--- SUPPLIED DATA ---
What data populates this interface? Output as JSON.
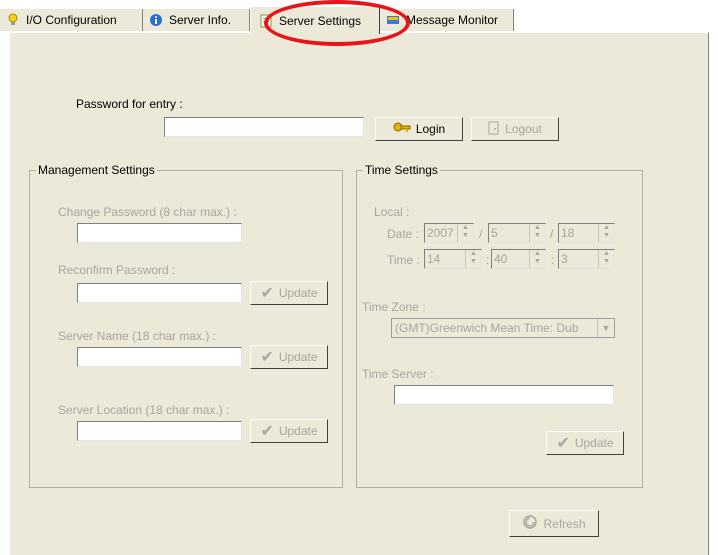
{
  "tabs": [
    {
      "label": "I/O Configuration",
      "icon": "lightbulb-icon"
    },
    {
      "label": "Server Info.",
      "icon": "info-icon"
    },
    {
      "label": "Server Settings",
      "icon": "settings-page-icon"
    },
    {
      "label": "Message Monitor",
      "icon": "message-monitor-icon"
    }
  ],
  "active_tab": "Server Settings",
  "entry": {
    "label": "Password for entry :",
    "value": "",
    "login": "Login",
    "logout": "Logout"
  },
  "management": {
    "title": "Management Settings",
    "change_password_label": "Change Password (8 char max.) :",
    "reconfirm_label": "Reconfirm Password :",
    "server_name_label": "Server Name (18 char max.) :",
    "server_location_label": "Server Location (18 char max.) :",
    "update": "Update"
  },
  "time": {
    "title": "Time Settings",
    "local_label": "Local :",
    "date_label": "Date :",
    "time_label": "Time :",
    "date": {
      "year": "2007",
      "month": "5",
      "day": "18",
      "sep": "/"
    },
    "clock": {
      "hour": "14",
      "minute": "40",
      "second": "3",
      "sep": ":"
    },
    "timezone_label": "Time Zone :",
    "timezone_value": "(GMT)Greenwich Mean Time: Dub",
    "time_server_label": "Time Server :",
    "time_server_value": "",
    "update": "Update"
  },
  "refresh": "Refresh",
  "colors": {
    "highlight": "#e8141a",
    "panel": "#ece9d8",
    "disabled_text": "#a7a6a0"
  }
}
---
### SET PROBLEM
Your task is to return the entries above exactly, with no pictures.

### ANSWER FOR THE TASK
What data populates this interface? Output as JSON.
{
  "tabs": [
    {
      "label": "I/O Configuration",
      "icon": "lightbulb-icon"
    },
    {
      "label": "Server Info.",
      "icon": "info-icon"
    },
    {
      "label": "Server Settings",
      "icon": "settings-page-icon"
    },
    {
      "label": "Message Monitor",
      "icon": "message-monitor-icon"
    }
  ],
  "active_tab": "Server Settings",
  "entry": {
    "label": "Password for entry :",
    "value": "",
    "login": "Login",
    "logout": "Logout"
  },
  "management": {
    "title": "Management Settings",
    "change_password_label": "Change Password (8 char max.) :",
    "reconfirm_label": "Reconfirm Password :",
    "server_name_label": "Server Name (18 char max.) :",
    "server_location_label": "Server Location (18 char max.) :",
    "update": "Update"
  },
  "time": {
    "title": "Time Settings",
    "local_label": "Local :",
    "date_label": "Date :",
    "time_label": "Time :",
    "date": {
      "year": "2007",
      "month": "5",
      "day": "18",
      "sep": "/"
    },
    "clock": {
      "hour": "14",
      "minute": "40",
      "second": "3",
      "sep": ":"
    },
    "timezone_label": "Time Zone :",
    "timezone_value": "(GMT)Greenwich Mean Time: Dub",
    "time_server_label": "Time Server :",
    "time_server_value": "",
    "update": "Update"
  },
  "refresh": "Refresh",
  "colors": {
    "highlight": "#e8141a",
    "panel": "#ece9d8",
    "disabled_text": "#a7a6a0"
  }
}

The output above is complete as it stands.